» **Stated task**
Count how many lines contain "JSON" and reply with that number only.

» **Dataset extract**
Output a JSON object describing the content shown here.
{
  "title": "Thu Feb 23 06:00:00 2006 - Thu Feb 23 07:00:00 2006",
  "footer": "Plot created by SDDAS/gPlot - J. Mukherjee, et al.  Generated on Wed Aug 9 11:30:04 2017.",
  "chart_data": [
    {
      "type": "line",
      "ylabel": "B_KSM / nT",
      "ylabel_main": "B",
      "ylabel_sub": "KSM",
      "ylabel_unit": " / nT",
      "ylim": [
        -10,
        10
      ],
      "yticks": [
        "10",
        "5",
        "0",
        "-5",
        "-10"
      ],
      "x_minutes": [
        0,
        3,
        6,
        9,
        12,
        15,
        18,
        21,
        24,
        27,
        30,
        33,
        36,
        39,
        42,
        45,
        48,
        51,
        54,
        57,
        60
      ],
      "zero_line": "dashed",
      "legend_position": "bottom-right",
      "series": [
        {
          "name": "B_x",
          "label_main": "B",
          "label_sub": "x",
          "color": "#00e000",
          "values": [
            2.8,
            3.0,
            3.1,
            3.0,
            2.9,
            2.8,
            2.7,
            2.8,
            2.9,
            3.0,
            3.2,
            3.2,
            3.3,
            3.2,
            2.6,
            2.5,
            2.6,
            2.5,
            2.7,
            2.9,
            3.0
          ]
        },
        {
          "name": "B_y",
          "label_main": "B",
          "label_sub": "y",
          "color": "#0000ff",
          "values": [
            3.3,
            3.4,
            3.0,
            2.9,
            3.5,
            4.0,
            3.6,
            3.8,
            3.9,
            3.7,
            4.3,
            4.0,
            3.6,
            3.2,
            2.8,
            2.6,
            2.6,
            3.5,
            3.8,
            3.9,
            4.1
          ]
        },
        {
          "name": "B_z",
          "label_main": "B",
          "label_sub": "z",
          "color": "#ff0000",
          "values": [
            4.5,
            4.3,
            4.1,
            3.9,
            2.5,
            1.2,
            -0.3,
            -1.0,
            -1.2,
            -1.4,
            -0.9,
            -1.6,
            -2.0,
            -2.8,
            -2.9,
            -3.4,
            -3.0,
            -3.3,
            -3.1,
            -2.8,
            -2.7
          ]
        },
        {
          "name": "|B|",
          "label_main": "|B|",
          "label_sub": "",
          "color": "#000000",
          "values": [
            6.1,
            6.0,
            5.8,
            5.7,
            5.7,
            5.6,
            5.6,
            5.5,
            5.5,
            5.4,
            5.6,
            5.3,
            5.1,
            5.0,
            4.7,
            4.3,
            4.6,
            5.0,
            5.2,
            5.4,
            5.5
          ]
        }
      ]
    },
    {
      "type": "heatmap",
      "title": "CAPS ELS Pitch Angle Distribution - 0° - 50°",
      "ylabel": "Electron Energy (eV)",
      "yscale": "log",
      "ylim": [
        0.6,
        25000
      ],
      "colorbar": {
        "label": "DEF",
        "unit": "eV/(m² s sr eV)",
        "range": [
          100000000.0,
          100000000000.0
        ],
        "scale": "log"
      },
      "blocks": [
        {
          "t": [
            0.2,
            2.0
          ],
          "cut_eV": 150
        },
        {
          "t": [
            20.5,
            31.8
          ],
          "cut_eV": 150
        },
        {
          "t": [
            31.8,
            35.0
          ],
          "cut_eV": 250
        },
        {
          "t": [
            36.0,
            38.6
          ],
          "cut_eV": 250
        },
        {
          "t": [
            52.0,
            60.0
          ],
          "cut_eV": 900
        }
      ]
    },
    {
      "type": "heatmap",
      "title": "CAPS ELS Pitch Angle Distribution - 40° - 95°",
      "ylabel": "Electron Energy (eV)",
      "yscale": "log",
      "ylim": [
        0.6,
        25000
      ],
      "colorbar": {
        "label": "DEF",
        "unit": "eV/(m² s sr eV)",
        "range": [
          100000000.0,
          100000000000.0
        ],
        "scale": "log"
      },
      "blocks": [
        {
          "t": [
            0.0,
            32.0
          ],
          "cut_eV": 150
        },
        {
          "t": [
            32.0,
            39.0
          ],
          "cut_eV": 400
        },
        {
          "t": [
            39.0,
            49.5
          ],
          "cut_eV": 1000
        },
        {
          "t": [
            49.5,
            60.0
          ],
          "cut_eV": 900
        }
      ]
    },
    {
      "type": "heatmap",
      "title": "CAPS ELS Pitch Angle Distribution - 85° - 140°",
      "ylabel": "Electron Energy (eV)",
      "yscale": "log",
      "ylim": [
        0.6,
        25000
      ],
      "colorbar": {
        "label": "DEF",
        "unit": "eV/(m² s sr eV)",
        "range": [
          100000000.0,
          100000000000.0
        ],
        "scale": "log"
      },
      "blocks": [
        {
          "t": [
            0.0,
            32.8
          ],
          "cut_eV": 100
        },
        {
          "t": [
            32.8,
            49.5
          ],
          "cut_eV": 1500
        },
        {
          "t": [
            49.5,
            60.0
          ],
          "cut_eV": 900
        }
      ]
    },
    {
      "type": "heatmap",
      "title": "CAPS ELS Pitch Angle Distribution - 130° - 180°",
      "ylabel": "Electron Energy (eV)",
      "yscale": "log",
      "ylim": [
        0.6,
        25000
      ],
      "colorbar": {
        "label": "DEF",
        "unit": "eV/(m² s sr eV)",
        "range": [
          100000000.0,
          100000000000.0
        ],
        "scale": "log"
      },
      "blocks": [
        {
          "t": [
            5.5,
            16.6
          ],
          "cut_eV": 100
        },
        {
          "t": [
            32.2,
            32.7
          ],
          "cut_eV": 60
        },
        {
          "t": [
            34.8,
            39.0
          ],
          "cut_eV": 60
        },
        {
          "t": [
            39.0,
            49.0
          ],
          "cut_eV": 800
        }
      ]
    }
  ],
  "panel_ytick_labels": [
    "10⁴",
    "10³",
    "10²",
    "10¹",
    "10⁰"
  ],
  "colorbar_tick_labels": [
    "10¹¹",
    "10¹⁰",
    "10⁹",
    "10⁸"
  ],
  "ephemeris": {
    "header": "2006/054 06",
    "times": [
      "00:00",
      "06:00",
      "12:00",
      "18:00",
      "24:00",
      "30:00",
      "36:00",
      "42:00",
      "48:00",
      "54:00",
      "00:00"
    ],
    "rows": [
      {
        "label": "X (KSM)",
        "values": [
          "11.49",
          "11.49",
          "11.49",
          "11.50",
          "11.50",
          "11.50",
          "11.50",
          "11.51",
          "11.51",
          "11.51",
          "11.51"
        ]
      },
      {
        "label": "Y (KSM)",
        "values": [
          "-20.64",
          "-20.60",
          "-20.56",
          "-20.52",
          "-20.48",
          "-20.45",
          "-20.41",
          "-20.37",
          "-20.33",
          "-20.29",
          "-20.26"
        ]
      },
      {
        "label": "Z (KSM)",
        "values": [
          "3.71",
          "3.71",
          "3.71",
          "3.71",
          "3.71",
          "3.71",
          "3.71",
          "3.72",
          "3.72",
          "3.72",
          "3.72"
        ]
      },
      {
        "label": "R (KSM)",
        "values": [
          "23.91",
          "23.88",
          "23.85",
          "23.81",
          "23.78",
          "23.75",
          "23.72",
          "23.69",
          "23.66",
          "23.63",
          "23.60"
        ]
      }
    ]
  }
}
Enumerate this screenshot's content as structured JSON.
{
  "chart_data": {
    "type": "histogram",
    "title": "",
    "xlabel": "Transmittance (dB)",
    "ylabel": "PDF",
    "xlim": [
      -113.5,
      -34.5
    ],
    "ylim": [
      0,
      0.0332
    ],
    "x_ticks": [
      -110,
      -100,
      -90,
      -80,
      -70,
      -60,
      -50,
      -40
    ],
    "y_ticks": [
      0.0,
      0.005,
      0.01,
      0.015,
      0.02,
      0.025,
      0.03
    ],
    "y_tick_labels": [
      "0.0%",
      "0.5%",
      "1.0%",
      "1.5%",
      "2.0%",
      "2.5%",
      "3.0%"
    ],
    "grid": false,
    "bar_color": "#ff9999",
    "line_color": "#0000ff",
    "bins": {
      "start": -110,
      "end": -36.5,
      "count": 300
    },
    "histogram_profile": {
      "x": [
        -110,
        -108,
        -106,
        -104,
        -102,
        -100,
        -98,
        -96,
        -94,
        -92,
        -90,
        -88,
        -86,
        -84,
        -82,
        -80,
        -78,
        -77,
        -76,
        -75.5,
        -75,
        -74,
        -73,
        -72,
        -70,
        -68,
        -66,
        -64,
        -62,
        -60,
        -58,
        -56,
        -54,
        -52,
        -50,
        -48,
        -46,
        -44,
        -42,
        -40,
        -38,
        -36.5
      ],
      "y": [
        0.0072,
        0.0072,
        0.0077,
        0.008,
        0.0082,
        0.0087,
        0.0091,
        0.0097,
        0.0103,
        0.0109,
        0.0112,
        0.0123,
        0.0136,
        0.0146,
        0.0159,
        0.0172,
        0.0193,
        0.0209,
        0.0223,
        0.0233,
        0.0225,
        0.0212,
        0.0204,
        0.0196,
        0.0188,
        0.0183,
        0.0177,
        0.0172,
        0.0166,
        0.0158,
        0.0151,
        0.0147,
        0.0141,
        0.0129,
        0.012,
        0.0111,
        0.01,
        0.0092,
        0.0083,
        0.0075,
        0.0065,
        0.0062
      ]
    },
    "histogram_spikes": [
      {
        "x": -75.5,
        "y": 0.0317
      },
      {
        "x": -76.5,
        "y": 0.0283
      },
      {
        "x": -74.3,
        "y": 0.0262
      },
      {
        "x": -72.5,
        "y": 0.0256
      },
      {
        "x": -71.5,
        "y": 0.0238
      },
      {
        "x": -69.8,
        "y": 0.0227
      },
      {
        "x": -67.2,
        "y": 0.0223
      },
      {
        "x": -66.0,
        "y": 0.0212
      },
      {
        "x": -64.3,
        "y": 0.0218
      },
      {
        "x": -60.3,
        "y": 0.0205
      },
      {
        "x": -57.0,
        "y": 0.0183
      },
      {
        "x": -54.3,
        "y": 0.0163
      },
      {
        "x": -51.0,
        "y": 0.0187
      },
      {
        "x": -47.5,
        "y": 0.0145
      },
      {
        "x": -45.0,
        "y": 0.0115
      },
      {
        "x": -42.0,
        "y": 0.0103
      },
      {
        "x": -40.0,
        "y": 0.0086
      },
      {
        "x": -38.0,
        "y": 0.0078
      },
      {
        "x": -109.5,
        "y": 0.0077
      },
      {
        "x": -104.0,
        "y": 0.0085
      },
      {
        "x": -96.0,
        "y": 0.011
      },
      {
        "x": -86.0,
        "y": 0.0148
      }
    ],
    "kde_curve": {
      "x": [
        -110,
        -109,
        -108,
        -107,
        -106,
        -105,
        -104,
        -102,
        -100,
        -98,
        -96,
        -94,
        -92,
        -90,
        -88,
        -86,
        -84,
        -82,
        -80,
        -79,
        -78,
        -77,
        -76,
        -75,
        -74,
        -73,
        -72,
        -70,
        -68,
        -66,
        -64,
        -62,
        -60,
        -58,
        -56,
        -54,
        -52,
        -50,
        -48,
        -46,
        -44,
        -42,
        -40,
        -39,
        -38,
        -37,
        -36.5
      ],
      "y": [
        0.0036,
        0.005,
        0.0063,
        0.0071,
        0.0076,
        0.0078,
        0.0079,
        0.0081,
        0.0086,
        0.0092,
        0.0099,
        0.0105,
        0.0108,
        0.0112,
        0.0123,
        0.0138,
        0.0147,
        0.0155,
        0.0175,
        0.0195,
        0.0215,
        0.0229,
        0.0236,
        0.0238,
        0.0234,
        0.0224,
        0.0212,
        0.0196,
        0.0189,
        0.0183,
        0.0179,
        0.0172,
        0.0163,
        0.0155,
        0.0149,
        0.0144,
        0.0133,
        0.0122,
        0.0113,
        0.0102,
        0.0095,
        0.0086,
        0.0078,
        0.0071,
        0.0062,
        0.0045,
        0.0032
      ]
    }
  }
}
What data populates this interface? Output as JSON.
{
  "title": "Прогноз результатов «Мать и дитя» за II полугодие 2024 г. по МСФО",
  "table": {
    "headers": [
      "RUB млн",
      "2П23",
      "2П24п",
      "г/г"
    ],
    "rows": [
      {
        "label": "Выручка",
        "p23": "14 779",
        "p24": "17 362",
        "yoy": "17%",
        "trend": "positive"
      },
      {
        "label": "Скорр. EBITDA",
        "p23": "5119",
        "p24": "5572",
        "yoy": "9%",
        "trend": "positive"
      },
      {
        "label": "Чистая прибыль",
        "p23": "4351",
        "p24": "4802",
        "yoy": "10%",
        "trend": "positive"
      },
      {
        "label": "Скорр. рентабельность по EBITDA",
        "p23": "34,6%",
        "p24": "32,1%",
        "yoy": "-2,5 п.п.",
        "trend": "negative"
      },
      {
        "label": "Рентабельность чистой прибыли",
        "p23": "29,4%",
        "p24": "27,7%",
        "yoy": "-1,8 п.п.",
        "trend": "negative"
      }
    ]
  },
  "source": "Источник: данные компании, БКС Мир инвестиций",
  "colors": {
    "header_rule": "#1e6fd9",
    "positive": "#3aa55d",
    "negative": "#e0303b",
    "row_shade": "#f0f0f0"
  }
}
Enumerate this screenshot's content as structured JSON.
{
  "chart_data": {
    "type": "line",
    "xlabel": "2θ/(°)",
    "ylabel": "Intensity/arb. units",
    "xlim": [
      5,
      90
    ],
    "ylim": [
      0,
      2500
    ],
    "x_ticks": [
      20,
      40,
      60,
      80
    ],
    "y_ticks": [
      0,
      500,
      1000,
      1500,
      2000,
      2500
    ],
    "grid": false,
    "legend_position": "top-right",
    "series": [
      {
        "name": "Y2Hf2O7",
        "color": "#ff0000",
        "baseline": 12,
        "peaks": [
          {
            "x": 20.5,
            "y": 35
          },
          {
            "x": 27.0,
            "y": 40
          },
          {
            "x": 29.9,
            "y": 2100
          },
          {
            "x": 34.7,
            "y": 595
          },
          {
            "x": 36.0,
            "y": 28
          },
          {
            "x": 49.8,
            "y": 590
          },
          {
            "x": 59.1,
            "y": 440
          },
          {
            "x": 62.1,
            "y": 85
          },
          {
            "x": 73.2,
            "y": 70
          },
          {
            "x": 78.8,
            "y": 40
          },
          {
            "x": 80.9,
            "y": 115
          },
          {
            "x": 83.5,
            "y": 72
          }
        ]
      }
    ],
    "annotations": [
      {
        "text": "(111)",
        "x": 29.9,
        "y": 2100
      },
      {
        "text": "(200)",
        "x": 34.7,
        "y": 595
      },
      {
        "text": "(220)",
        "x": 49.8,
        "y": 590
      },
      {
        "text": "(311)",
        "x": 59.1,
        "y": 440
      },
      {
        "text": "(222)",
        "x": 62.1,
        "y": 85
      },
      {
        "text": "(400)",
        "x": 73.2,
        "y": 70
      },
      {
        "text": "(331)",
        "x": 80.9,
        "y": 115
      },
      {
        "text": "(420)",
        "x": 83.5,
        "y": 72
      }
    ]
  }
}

» **Output for this task**
4